— begin —

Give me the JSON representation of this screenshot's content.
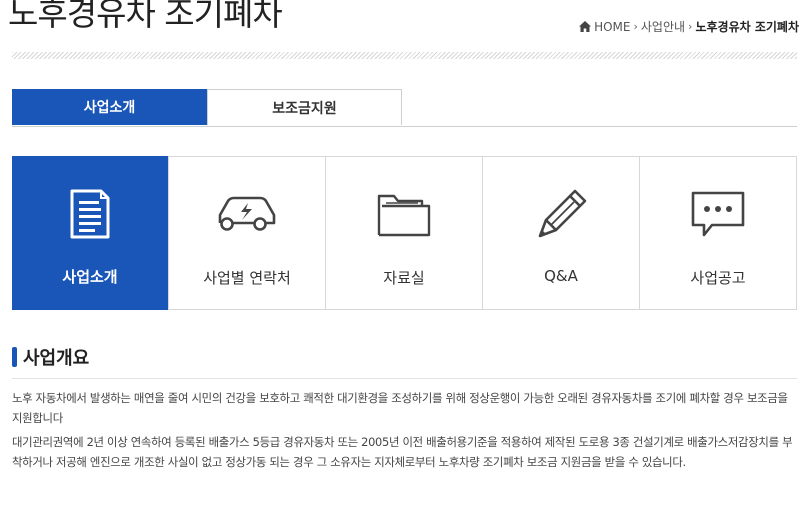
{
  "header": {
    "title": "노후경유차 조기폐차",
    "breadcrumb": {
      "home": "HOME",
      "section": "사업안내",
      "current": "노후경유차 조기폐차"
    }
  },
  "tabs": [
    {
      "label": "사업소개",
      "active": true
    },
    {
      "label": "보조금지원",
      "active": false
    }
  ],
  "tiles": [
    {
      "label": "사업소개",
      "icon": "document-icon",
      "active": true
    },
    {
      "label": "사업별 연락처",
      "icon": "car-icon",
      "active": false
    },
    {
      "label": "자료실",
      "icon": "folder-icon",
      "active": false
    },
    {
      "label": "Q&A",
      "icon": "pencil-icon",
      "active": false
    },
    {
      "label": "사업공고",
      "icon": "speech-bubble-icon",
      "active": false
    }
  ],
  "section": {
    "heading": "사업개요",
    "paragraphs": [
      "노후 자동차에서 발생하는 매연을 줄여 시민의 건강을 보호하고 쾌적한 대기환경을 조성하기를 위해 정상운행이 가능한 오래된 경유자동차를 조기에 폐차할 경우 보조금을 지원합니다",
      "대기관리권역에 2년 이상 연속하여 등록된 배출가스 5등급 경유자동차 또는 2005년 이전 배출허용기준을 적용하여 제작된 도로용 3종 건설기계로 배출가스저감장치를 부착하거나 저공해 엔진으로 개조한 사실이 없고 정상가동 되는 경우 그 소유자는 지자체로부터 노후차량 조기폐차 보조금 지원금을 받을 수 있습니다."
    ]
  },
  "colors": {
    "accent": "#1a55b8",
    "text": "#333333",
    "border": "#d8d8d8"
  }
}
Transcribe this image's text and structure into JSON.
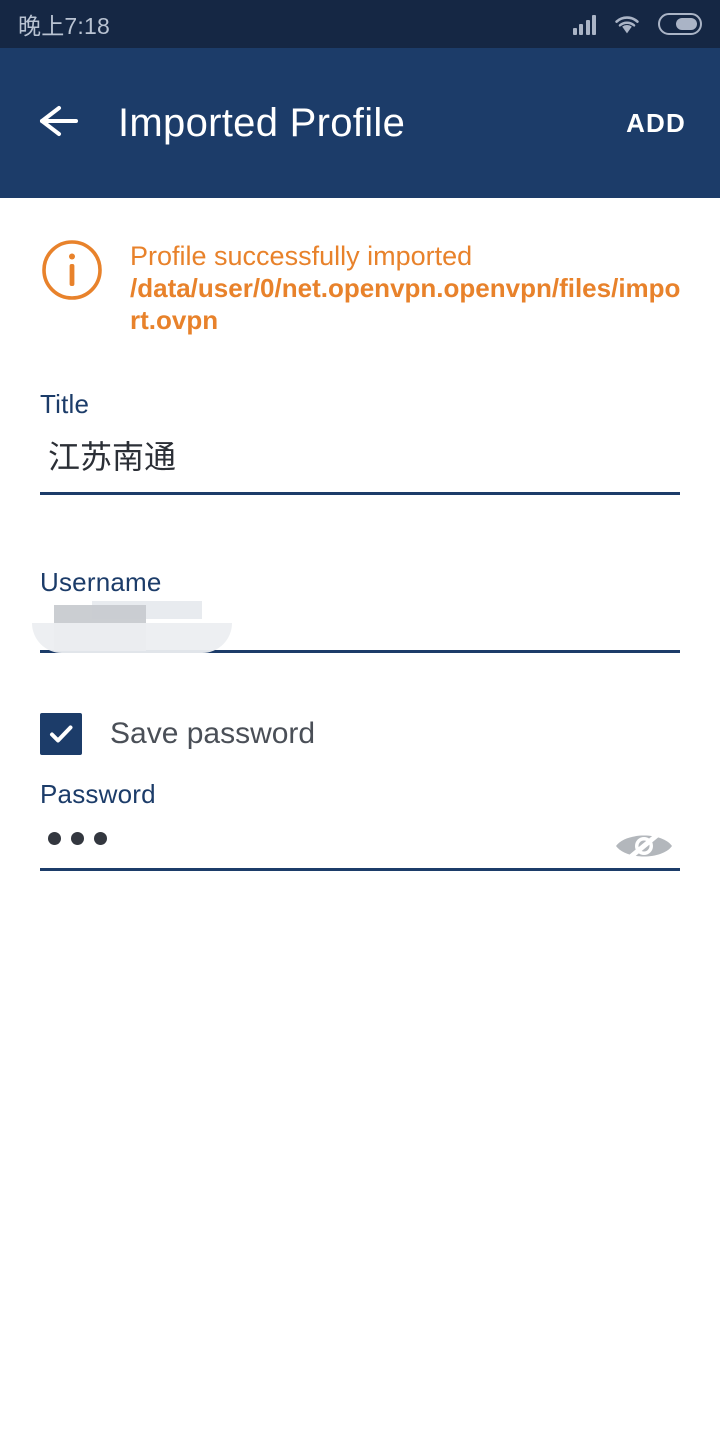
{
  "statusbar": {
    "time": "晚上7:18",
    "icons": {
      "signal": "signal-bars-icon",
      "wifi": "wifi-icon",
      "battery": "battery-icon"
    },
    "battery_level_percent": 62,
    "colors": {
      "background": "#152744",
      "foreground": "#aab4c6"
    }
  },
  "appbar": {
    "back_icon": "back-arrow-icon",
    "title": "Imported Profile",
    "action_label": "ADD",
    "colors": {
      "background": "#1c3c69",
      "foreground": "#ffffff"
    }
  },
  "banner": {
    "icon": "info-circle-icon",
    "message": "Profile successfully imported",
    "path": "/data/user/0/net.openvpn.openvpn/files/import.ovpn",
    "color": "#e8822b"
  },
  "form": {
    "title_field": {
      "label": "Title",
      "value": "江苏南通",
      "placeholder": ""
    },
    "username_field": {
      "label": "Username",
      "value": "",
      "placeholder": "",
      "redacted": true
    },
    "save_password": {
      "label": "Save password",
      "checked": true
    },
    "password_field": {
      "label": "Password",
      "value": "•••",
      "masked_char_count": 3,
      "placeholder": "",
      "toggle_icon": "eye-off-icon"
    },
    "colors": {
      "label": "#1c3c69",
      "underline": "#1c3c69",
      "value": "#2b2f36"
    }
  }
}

— end —
— begin —

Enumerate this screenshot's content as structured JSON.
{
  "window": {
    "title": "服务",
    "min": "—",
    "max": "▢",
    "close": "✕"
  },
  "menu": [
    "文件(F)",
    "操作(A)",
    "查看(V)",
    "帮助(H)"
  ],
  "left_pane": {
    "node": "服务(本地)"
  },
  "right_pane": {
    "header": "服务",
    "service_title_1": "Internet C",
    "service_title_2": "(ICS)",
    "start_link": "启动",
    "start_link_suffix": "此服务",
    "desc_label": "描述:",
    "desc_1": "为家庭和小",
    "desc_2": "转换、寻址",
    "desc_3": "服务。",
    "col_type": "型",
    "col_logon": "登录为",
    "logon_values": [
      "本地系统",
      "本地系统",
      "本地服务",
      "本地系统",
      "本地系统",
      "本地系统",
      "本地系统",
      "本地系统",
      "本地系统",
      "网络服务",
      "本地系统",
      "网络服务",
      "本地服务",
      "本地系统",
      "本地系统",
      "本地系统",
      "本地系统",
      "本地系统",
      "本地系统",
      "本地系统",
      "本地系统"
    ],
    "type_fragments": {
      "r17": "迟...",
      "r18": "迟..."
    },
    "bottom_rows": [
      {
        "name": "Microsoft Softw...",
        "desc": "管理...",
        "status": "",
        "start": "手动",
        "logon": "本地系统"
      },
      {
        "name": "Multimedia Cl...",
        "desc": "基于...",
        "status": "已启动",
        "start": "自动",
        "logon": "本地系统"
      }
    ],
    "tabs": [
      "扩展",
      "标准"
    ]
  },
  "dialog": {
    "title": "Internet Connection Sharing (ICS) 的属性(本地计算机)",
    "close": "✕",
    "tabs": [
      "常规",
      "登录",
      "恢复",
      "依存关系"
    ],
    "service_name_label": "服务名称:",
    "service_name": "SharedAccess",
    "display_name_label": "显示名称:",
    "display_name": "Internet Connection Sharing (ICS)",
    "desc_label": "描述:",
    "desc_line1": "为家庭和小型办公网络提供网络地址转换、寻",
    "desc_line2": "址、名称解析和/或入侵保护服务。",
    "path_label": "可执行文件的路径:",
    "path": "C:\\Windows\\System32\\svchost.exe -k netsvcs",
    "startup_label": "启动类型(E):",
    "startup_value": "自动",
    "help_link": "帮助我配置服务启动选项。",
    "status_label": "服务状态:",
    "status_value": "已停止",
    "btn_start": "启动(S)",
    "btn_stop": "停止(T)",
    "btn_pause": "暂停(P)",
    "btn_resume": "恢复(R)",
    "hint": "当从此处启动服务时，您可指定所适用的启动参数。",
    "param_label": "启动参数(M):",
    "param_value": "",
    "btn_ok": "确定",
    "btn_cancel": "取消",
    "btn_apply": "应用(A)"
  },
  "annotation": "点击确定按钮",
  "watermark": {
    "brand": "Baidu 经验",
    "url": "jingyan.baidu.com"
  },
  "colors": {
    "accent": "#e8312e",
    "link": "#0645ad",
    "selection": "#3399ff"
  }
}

— end —

- [Required task]:
Identify every line holding the word "Connection" and copy it out.

- [Answer to this exercise]:
    "title": "Internet Connection Sharing (ICS) 的属性(本地计算机)",
    "display_name": "Internet Connection Sharing (ICS)",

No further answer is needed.